◆ Direction
Each of the entries should be retyped precisely as it appears.

◆ Collected data
+ + + + +

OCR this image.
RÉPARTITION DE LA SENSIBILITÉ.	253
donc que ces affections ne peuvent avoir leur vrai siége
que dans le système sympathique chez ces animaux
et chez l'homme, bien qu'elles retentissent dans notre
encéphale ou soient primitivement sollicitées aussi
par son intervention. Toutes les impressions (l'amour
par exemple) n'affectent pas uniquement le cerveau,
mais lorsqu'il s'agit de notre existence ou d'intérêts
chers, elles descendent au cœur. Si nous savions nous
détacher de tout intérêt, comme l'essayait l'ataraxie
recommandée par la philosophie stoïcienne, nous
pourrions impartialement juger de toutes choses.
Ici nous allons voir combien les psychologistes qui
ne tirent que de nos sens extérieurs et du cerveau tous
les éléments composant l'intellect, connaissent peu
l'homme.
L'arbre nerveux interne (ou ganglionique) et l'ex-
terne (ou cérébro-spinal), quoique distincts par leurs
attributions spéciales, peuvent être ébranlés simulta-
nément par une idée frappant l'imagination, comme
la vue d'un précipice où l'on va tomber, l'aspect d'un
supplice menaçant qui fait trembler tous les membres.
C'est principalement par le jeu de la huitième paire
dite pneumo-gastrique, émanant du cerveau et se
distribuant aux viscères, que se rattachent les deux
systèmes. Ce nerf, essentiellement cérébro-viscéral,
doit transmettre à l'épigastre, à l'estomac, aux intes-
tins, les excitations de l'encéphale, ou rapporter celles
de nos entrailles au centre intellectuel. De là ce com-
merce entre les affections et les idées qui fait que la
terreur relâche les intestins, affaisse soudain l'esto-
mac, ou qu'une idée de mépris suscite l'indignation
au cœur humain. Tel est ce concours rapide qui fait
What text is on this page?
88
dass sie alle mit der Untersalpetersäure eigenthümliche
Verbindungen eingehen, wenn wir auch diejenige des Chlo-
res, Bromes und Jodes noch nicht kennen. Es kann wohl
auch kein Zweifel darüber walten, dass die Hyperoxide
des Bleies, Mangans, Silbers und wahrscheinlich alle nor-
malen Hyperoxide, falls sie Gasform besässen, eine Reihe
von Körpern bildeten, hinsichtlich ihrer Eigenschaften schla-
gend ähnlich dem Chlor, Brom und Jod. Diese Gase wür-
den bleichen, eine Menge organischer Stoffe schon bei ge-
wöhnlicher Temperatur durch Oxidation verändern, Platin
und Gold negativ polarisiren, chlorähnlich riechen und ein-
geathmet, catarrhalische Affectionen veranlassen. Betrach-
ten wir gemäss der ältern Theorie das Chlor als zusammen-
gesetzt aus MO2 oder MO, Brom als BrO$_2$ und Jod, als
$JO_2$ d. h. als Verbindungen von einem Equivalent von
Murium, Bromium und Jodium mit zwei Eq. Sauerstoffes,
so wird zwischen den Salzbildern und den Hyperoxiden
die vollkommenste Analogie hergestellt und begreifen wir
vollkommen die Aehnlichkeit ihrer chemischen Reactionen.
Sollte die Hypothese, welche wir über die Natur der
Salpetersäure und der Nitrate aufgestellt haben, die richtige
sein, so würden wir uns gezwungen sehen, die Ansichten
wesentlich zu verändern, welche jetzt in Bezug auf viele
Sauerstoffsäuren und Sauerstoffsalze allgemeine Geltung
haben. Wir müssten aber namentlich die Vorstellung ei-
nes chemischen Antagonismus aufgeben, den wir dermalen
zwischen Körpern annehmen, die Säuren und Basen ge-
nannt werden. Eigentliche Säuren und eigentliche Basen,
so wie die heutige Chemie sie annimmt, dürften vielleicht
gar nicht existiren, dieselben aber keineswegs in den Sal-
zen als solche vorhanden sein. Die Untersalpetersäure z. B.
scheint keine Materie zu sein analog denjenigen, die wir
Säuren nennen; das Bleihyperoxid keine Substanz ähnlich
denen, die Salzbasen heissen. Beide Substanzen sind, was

+ + + + +

◆ Task solution
OCR this image.
RÉPARTITION DE LA SENSIBILITÉ.	253
donc que ces affections ne peuvent avoir leur vrai siége
que dans le système sympathique chez ces animaux
et chez l'homme, bien qu'elles retentissent dans notre
encéphale ou soient primitivement sollicitées aussi
par son intervention. Toutes les impressions (l'amour
par exemple) n'affectent pas uniquement le cerveau,
mais lorsqu'il s'agit de notre existence ou d'intérêts
chers, elles descendent au cœur. Si nous savions nous
détacher de tout intérêt, comme l'essayait l'ataraxie
recommandée par la philosophie stoïcienne, nous
pourrions impartialement juger de toutes choses.
Ici nous allons voir combien les psychologistes qui
ne tirent que de nos sens extérieurs et du cerveau tous
les éléments composant l'intellect, connaissent peu
l'homme.
L'arbre nerveux interne (ou ganglionique) et l'ex-
terne (ou cérébro-spinal), quoique distincts par leurs
attributions spéciales, peuvent être ébranlés simulta-
nément par une idée frappant l'imagination, comme
la vue d'un précipice où l'on va tomber, l'aspect d'un
supplice menaçant qui fait trembler tous les membres.
C'est principalement par le jeu de la huitième paire
dite pneumo-gastrique, émanant du cerveau et se
distribuant aux viscères, que se rattachent les deux
systèmes. Ce nerf, essentiellement cérébro-viscéral,
doit transmettre à l'épigastre, à l'estomac, aux intes-
tins, les excitations de l'encéphale, ou rapporter celles
de nos entrailles au centre intellectuel. De là ce com-
merce entre les affections et les idées qui fait que la
terreur relâche les intestins, affaisse soudain l'esto-
mac, ou qu'une idée de mépris suscite l'indignation
au cœur humain. Tel est ce concours rapide qui fait
What text is on this page?
88
dass sie alle mit der Untersalpetersäure eigenthümliche
Verbindungen eingehen, wenn wir auch diejenige des Chlo-
res, Bromes und Jodes noch nicht kennen. Es kann wohl
auch kein Zweifel darüber walten, dass die Hyperoxide
des Bleies, Mangans, Silbers und wahrscheinlich alle nor-
malen Hyperoxide, falls sie Gasform besässen, eine Reihe
von Körpern bildeten, hinsichtlich ihrer Eigenschaften schla-
gend ähnlich dem Chlor, Brom und Jod. Diese Gase wür-
den bleichen, eine Menge organischer Stoffe schon bei ge-
wöhnlicher Temperatur durch Oxidation verändern, Platin
und Gold negativ polarisiren, chlorähnlich riechen und ein-
geathmet, catarrhalische Affectionen veranlassen. Betrach-
ten wir gemäss der ältern Theorie das Chlor als zusammen-
gesetzt aus MO2 oder MO, Brom als BrO$_2$ und Jod, als
$JO_2$ d. h. als Verbindungen von einem Equivalent von
Murium, Bromium und Jodium mit zwei Eq. Sauerstoffes,
so wird zwischen den Salzbildern und den Hyperoxiden
die vollkommenste Analogie hergestellt und begreifen wir
vollkommen die Aehnlichkeit ihrer chemischen Reactionen.
Sollte die Hypothese, welche wir über die Natur der
Salpetersäure und der Nitrate aufgestellt haben, die richtige
sein, so würden wir uns gezwungen sehen, die Ansichten
wesentlich zu verändern, welche jetzt in Bezug auf viele
Sauerstoffsäuren und Sauerstoffsalze allgemeine Geltung
haben. Wir müssten aber namentlich die Vorstellung ei-
nes chemischen Antagonismus aufgeben, den wir dermalen
zwischen Körpern annehmen, die Säuren und Basen ge-
nannt werden. Eigentliche Säuren und eigentliche Basen,
so wie die heutige Chemie sie annimmt, dürften vielleicht
gar nicht existiren, dieselben aber keineswegs in den Sal-
zen als solche vorhanden sein. Die Untersalpetersäure z. B.
scheint keine Materie zu sein analog denjenigen, die wir
Säuren nennen; das Bleihyperoxid keine Substanz ähnlich
denen, die Salzbasen heissen. Beide Substanzen sind, was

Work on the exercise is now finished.